-- Start of Records shown --
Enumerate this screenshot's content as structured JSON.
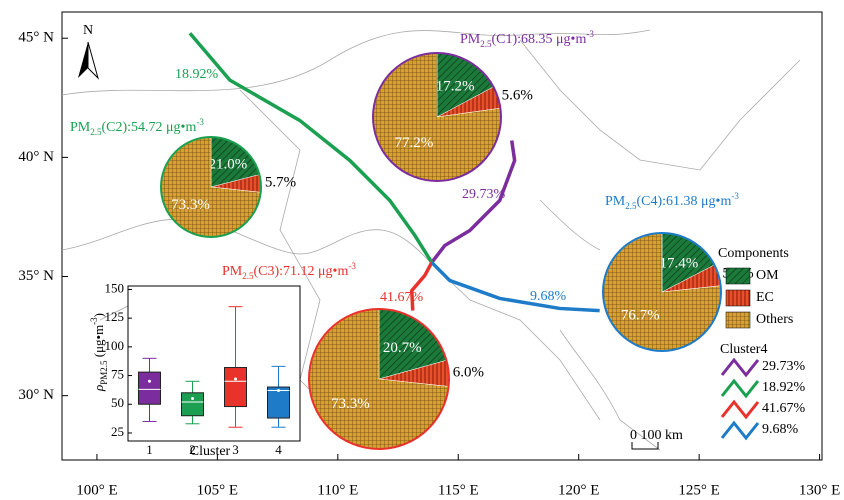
{
  "map": {
    "xlim": [
      98.55,
      130.1
    ],
    "ylim": [
      27.3,
      46.1
    ],
    "xticks": [
      {
        "value": 100,
        "label": "100° E"
      },
      {
        "value": 105,
        "label": "105° E"
      },
      {
        "value": 110,
        "label": "110° E"
      },
      {
        "value": 115,
        "label": "115° E"
      },
      {
        "value": 120,
        "label": "120° E"
      },
      {
        "value": 125,
        "label": "125° E"
      },
      {
        "value": 130,
        "label": "130° E"
      }
    ],
    "yticks": [
      {
        "value": 30,
        "label": "30° N"
      },
      {
        "value": 35,
        "label": "35° N"
      },
      {
        "value": 40,
        "label": "40° N"
      },
      {
        "value": 45,
        "label": "45° N"
      }
    ],
    "north": "N",
    "scale": "0 100 km"
  },
  "trajectories": [
    {
      "name": "C1",
      "color": "#7b2d9e",
      "share": "29.73%",
      "lon": [
        117.22,
        117.34,
        116.72,
        115.48,
        114.44,
        113.9
      ],
      "lat": [
        40.71,
        39.87,
        38.19,
        36.93,
        36.3,
        35.59
      ]
    },
    {
      "name": "C2",
      "color": "#1aa050",
      "share": "18.92%",
      "lon": [
        103.86,
        105.52,
        108.42,
        110.5,
        112.16,
        113.2,
        113.9
      ],
      "lat": [
        45.21,
        43.24,
        41.55,
        39.87,
        38.19,
        36.72,
        35.59
      ]
    },
    {
      "name": "C3",
      "color": "#e8322b",
      "share": "41.67%",
      "lon": [
        113.9,
        113.61,
        113.07,
        113.11
      ],
      "lat": [
        35.59,
        35.04,
        34.41,
        33.57
      ]
    },
    {
      "name": "C4",
      "color": "#1e7bc8",
      "share": "9.68%",
      "lon": [
        113.9,
        114.65,
        116.72,
        119.21,
        120.87
      ],
      "lat": [
        35.59,
        34.83,
        34.08,
        33.66,
        33.57
      ]
    }
  ],
  "pies": [
    {
      "title": {
        "pm": "PM",
        "sub": "2.5",
        "text": "(C1):68.35  μg•m",
        "sup": "-3"
      },
      "values": [
        17.2,
        5.6,
        77.2
      ],
      "labels": [
        "17.2%",
        "5.6%",
        "77.2%"
      ]
    },
    {
      "title": {
        "pm": "PM",
        "sub": "2.5",
        "text": "(C2):54.72  μg•m",
        "sup": "-3"
      },
      "values": [
        21.0,
        5.7,
        73.3
      ],
      "labels": [
        "21.0%",
        "5.7%",
        "73.3%"
      ]
    },
    {
      "title": {
        "pm": "PM",
        "sub": "2.5",
        "text": "(C3):71.12  μg•m",
        "sup": "-3"
      },
      "values": [
        20.7,
        6.0,
        73.3
      ],
      "labels": [
        "20.7%",
        "6.0%",
        "73.3%"
      ]
    },
    {
      "title": {
        "pm": "PM",
        "sub": "2.5",
        "text": "(C4):61.38  μg•m",
        "sup": "-3"
      },
      "values": [
        17.4,
        5.9,
        76.7
      ],
      "labels": [
        "17.4%",
        "5.9%",
        "76.7%"
      ]
    }
  ],
  "legend": {
    "components_title": "Components",
    "components": [
      "OM",
      "EC",
      "Others"
    ],
    "clusters_title": "Cluster4"
  },
  "box_plot": {
    "ylim": [
      18,
      153
    ],
    "yticks": [
      25,
      50,
      75,
      100,
      125,
      150
    ],
    "categories": [
      "1",
      "2",
      "3",
      "4"
    ],
    "xlabel": "Cluster",
    "ylabel": {
      "rho": "ρ",
      "sub": "PM2.5",
      "text": " (μg•m",
      "sup": "-3",
      "end": ")"
    },
    "boxes": [
      {
        "low": 35,
        "q1": 50,
        "median": 63,
        "q3": 78,
        "high": 90,
        "mean": 70
      },
      {
        "low": 33,
        "q1": 40,
        "median": 52,
        "q3": 60,
        "high": 70,
        "mean": 55
      },
      {
        "low": 30,
        "q1": 48,
        "median": 70,
        "q3": 82,
        "high": 135,
        "mean": 72
      },
      {
        "low": 30,
        "q1": 38,
        "median": 62,
        "q3": 65,
        "high": 83,
        "mean": 62
      }
    ]
  }
}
-- End of Records shown --
Above are the records; copy every line in them that holds the word "color".

      "color": "#7b2d9e",
      "color": "#1aa050",
      "color": "#e8322b",
      "color": "#1e7bc8",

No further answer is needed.